◆ GIVEN REQUEST: Could you write out the records below exactly as they appear?

# DATASET RECORDS start

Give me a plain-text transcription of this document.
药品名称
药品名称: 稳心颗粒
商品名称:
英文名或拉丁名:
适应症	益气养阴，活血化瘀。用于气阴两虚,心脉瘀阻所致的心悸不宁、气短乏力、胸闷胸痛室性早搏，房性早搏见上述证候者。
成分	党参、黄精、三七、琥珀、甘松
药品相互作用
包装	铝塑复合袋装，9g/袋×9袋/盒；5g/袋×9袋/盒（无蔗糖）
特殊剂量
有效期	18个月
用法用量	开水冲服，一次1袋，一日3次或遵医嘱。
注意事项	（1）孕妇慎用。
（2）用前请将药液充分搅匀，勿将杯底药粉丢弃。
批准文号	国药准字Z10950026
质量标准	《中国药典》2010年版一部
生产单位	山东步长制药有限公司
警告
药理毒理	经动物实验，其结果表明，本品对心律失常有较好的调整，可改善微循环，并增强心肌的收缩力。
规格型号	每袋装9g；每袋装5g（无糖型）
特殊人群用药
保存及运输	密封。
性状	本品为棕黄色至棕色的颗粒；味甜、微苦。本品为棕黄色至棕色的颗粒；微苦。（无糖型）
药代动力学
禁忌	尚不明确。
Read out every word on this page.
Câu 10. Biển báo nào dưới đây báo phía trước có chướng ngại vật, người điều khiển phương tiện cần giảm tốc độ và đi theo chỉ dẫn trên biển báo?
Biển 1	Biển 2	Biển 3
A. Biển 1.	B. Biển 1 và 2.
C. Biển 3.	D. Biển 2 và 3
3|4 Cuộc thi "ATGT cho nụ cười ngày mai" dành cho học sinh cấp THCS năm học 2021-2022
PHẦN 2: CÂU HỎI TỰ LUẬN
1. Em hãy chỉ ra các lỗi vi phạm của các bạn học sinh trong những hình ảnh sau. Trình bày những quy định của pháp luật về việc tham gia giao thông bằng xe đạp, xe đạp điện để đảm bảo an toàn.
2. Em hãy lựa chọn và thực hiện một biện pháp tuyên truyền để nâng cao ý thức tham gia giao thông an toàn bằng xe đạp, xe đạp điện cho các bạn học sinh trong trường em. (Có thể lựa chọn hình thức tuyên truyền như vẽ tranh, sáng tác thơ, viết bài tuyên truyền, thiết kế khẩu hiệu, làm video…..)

# DATASET RECORDS end

◆ RESULT BELOW:
Give me a plain-text transcription of this document.
药品名称
药品名称: 稳心颗粒
商品名称:
英文名或拉丁名:
适应症	益气养阴，活血化瘀。用于气阴两虚,心脉瘀阻所致的心悸不宁、气短乏力、胸闷胸痛室性早搏，房性早搏见上述证候者。
成分	党参、黄精、三七、琥珀、甘松
药品相互作用
包装	铝塑复合袋装，9g/袋×9袋/盒；5g/袋×9袋/盒（无蔗糖）
特殊剂量
有效期	18个月
用法用量	开水冲服，一次1袋，一日3次或遵医嘱。
注意事项	（1）孕妇慎用。
（2）用前请将药液充分搅匀，勿将杯底药粉丢弃。
批准文号	国药准字Z10950026
质量标准	《中国药典》2010年版一部
生产单位	山东步长制药有限公司
警告
药理毒理	经动物实验，其结果表明，本品对心律失常有较好的调整，可改善微循环，并增强心肌的收缩力。
规格型号	每袋装9g；每袋装5g（无糖型）
特殊人群用药
保存及运输	密封。
性状	本品为棕黄色至棕色的颗粒；味甜、微苦。本品为棕黄色至棕色的颗粒；微苦。（无糖型）
药代动力学
禁忌	尚不明确。
Read out every word on this page.
Câu 10. Biển báo nào dưới đây báo phía trước có chướng ngại vật, người điều khiển phương tiện cần giảm tốc độ và đi theo chỉ dẫn trên biển báo?
Biển 1	Biển 2	Biển 3
A. Biển 1.	B. Biển 1 và 2.
C. Biển 3.	D. Biển 2 và 3
3|4 Cuộc thi "ATGT cho nụ cười ngày mai" dành cho học sinh cấp THCS năm học 2021-2022
PHẦN 2: CÂU HỎI TỰ LUẬN
1. Em hãy chỉ ra các lỗi vi phạm của các bạn học sinh trong những hình ảnh sau. Trình bày những quy định của pháp luật về việc tham gia giao thông bằng xe đạp, xe đạp điện để đảm bảo an toàn.
2. Em hãy lựa chọn và thực hiện một biện pháp tuyên truyền để nâng cao ý thức tham gia giao thông an toàn bằng xe đạp, xe đạp điện cho các bạn học sinh trong trường em. (Có thể lựa chọn hình thức tuyên truyền như vẽ tranh, sáng tác thơ, viết bài tuyên truyền, thiết kế khẩu hiệu, làm video…..)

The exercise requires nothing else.